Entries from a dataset
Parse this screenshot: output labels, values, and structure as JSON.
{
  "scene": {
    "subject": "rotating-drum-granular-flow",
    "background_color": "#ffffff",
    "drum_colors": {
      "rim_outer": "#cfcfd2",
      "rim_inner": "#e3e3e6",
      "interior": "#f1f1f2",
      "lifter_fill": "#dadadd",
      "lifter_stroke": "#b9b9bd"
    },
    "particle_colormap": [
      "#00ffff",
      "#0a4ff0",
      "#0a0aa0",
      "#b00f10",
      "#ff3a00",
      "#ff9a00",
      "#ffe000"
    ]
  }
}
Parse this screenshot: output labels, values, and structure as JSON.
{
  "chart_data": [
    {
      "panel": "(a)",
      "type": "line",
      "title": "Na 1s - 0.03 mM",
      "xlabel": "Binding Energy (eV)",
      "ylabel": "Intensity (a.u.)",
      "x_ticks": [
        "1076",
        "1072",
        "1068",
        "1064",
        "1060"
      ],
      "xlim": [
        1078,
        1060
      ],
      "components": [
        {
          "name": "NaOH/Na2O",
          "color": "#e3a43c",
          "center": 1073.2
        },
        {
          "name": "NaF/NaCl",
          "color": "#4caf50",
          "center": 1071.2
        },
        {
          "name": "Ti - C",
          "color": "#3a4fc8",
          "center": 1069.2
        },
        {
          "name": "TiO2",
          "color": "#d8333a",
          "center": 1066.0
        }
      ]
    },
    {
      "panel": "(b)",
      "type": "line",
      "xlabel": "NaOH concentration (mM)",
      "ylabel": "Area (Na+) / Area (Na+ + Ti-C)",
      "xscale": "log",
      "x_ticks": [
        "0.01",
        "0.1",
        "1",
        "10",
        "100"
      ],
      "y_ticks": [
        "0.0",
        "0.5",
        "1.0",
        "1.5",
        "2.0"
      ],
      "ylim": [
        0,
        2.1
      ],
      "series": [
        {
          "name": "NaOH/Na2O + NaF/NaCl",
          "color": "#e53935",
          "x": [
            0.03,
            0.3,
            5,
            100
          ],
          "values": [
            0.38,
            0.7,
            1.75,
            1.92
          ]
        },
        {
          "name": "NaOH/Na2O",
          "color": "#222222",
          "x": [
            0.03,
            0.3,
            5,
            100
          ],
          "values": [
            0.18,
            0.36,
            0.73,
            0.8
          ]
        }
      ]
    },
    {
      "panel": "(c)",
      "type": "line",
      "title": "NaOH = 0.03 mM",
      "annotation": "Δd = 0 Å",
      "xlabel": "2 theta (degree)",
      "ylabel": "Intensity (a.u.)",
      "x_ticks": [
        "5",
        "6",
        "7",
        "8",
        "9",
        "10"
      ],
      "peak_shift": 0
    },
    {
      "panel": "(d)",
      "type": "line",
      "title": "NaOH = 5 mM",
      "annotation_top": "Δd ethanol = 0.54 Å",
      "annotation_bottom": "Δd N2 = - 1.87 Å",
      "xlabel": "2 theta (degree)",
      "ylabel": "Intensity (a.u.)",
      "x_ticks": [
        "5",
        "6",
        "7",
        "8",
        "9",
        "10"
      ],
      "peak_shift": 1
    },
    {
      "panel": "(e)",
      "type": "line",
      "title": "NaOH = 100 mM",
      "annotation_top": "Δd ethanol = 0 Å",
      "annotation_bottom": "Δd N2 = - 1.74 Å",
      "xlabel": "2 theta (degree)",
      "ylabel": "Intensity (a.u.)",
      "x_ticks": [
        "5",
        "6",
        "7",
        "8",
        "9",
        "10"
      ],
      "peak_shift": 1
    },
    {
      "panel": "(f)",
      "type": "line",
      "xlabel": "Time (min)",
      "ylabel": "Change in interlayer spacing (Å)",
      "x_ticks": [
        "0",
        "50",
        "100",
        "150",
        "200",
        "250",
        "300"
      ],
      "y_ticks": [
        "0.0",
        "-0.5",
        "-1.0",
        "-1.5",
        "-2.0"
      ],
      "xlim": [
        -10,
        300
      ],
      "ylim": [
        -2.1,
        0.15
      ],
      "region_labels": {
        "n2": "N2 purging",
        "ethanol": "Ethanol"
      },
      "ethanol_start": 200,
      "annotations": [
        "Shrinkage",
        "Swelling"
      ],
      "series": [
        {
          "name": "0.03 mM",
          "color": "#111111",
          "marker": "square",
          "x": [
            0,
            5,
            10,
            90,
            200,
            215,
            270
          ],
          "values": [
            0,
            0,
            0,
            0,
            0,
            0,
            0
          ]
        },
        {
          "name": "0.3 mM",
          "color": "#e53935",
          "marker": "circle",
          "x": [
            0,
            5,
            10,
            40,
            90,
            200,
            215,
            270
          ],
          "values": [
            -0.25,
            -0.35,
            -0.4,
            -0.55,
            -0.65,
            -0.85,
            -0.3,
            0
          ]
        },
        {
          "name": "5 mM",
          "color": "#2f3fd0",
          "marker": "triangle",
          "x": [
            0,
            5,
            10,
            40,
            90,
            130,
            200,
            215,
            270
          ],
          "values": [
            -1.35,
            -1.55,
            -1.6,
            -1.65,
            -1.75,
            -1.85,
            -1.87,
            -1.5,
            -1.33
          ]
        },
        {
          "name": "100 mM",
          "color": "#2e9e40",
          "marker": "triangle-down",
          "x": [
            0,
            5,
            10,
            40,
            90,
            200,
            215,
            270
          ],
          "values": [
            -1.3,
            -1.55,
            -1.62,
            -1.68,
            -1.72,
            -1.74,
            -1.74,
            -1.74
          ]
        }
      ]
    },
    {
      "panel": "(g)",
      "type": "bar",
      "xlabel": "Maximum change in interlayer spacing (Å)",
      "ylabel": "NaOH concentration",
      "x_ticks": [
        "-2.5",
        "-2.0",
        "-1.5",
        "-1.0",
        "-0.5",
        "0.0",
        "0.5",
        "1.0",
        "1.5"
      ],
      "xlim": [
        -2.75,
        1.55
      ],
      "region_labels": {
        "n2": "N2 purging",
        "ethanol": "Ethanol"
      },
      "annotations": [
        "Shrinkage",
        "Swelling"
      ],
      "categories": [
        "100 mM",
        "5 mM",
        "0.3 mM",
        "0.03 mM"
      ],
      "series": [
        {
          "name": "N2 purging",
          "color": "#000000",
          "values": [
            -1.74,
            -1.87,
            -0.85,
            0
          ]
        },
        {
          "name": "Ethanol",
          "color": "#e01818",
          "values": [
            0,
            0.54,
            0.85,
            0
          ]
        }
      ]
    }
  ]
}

● **Task instructions**: Write the listing out again, exactly as shown above.

● **The completed task**:
Parse this screenshot: output labels, values, and structure as JSON.
{
  "scene": {
    "subject": "rotating-drum-granular-flow",
    "background_color": "#ffffff",
    "drum_colors": {
      "rim_outer": "#cfcfd2",
      "rim_inner": "#e3e3e6",
      "interior": "#f1f1f2",
      "lifter_fill": "#dadadd",
      "lifter_stroke": "#b9b9bd"
    },
    "particle_colormap": [
      "#00ffff",
      "#0a4ff0",
      "#0a0aa0",
      "#b00f10",
      "#ff3a00",
      "#ff9a00",
      "#ffe000"
    ]
  }
}
Parse this screenshot: output labels, values, and structure as JSON.
{
  "chart_data": [
    {
      "panel": "(a)",
      "type": "line",
      "title": "Na 1s - 0.03 mM",
      "xlabel": "Binding Energy (eV)",
      "ylabel": "Intensity (a.u.)",
      "x_ticks": [
        "1076",
        "1072",
        "1068",
        "1064",
        "1060"
      ],
      "xlim": [
        1078,
        1060
      ],
      "components": [
        {
          "name": "NaOH/Na2O",
          "color": "#e3a43c",
          "center": 1073.2
        },
        {
          "name": "NaF/NaCl",
          "color": "#4caf50",
          "center": 1071.2
        },
        {
          "name": "Ti - C",
          "color": "#3a4fc8",
          "center": 1069.2
        },
        {
          "name": "TiO2",
          "color": "#d8333a",
          "center": 1066.0
        }
      ]
    },
    {
      "panel": "(b)",
      "type": "line",
      "xlabel": "NaOH concentration (mM)",
      "ylabel": "Area (Na+) / Area (Na+ + Ti-C)",
      "xscale": "log",
      "x_ticks": [
        "0.01",
        "0.1",
        "1",
        "10",
        "100"
      ],
      "y_ticks": [
        "0.0",
        "0.5",
        "1.0",
        "1.5",
        "2.0"
      ],
      "ylim": [
        0,
        2.1
      ],
      "series": [
        {
          "name": "NaOH/Na2O + NaF/NaCl",
          "color": "#e53935",
          "x": [
            0.03,
            0.3,
            5,
            100
          ],
          "values": [
            0.38,
            0.7,
            1.75,
            1.92
          ]
        },
        {
          "name": "NaOH/Na2O",
          "color": "#222222",
          "x": [
            0.03,
            0.3,
            5,
            100
          ],
          "values": [
            0.18,
            0.36,
            0.73,
            0.8
          ]
        }
      ]
    },
    {
      "panel": "(c)",
      "type": "line",
      "title": "NaOH = 0.03 mM",
      "annotation": "Δd = 0 Å",
      "xlabel": "2 theta (degree)",
      "ylabel": "Intensity (a.u.)",
      "x_ticks": [
        "5",
        "6",
        "7",
        "8",
        "9",
        "10"
      ],
      "peak_shift": 0
    },
    {
      "panel": "(d)",
      "type": "line",
      "title": "NaOH = 5 mM",
      "annotation_top": "Δd ethanol = 0.54 Å",
      "annotation_bottom": "Δd N2 = - 1.87 Å",
      "xlabel": "2 theta (degree)",
      "ylabel": "Intensity (a.u.)",
      "x_ticks": [
        "5",
        "6",
        "7",
        "8",
        "9",
        "10"
      ],
      "peak_shift": 1
    },
    {
      "panel": "(e)",
      "type": "line",
      "title": "NaOH = 100 mM",
      "annotation_top": "Δd ethanol = 0 Å",
      "annotation_bottom": "Δd N2 = - 1.74 Å",
      "xlabel": "2 theta (degree)",
      "ylabel": "Intensity (a.u.)",
      "x_ticks": [
        "5",
        "6",
        "7",
        "8",
        "9",
        "10"
      ],
      "peak_shift": 1
    },
    {
      "panel": "(f)",
      "type": "line",
      "xlabel": "Time (min)",
      "ylabel": "Change in interlayer spacing (Å)",
      "x_ticks": [
        "0",
        "50",
        "100",
        "150",
        "200",
        "250",
        "300"
      ],
      "y_ticks": [
        "0.0",
        "-0.5",
        "-1.0",
        "-1.5",
        "-2.0"
      ],
      "xlim": [
        -10,
        300
      ],
      "ylim": [
        -2.1,
        0.15
      ],
      "region_labels": {
        "n2": "N2 purging",
        "ethanol": "Ethanol"
      },
      "ethanol_start": 200,
      "annotations": [
        "Shrinkage",
        "Swelling"
      ],
      "series": [
        {
          "name": "0.03 mM",
          "color": "#111111",
          "marker": "square",
          "x": [
            0,
            5,
            10,
            90,
            200,
            215,
            270
          ],
          "values": [
            0,
            0,
            0,
            0,
            0,
            0,
            0
          ]
        },
        {
          "name": "0.3 mM",
          "color": "#e53935",
          "marker": "circle",
          "x": [
            0,
            5,
            10,
            40,
            90,
            200,
            215,
            270
          ],
          "values": [
            -0.25,
            -0.35,
            -0.4,
            -0.55,
            -0.65,
            -0.85,
            -0.3,
            0
          ]
        },
        {
          "name": "5 mM",
          "color": "#2f3fd0",
          "marker": "triangle",
          "x": [
            0,
            5,
            10,
            40,
            90,
            130,
            200,
            215,
            270
          ],
          "values": [
            -1.35,
            -1.55,
            -1.6,
            -1.65,
            -1.75,
            -1.85,
            -1.87,
            -1.5,
            -1.33
          ]
        },
        {
          "name": "100 mM",
          "color": "#2e9e40",
          "marker": "triangle-down",
          "x": [
            0,
            5,
            10,
            40,
            90,
            200,
            215,
            270
          ],
          "values": [
            -1.3,
            -1.55,
            -1.62,
            -1.68,
            -1.72,
            -1.74,
            -1.74,
            -1.74
          ]
        }
      ]
    },
    {
      "panel": "(g)",
      "type": "bar",
      "xlabel": "Maximum change in interlayer spacing (Å)",
      "ylabel": "NaOH concentration",
      "x_ticks": [
        "-2.5",
        "-2.0",
        "-1.5",
        "-1.0",
        "-0.5",
        "0.0",
        "0.5",
        "1.0",
        "1.5"
      ],
      "xlim": [
        -2.75,
        1.55
      ],
      "region_labels": {
        "n2": "N2 purging",
        "ethanol": "Ethanol"
      },
      "annotations": [
        "Shrinkage",
        "Swelling"
      ],
      "categories": [
        "100 mM",
        "5 mM",
        "0.3 mM",
        "0.03 mM"
      ],
      "series": [
        {
          "name": "N2 purging",
          "color": "#000000",
          "values": [
            -1.74,
            -1.87,
            -0.85,
            0
          ]
        },
        {
          "name": "Ethanol",
          "color": "#e01818",
          "values": [
            0,
            0.54,
            0.85,
            0
          ]
        }
      ]
    }
  ]
}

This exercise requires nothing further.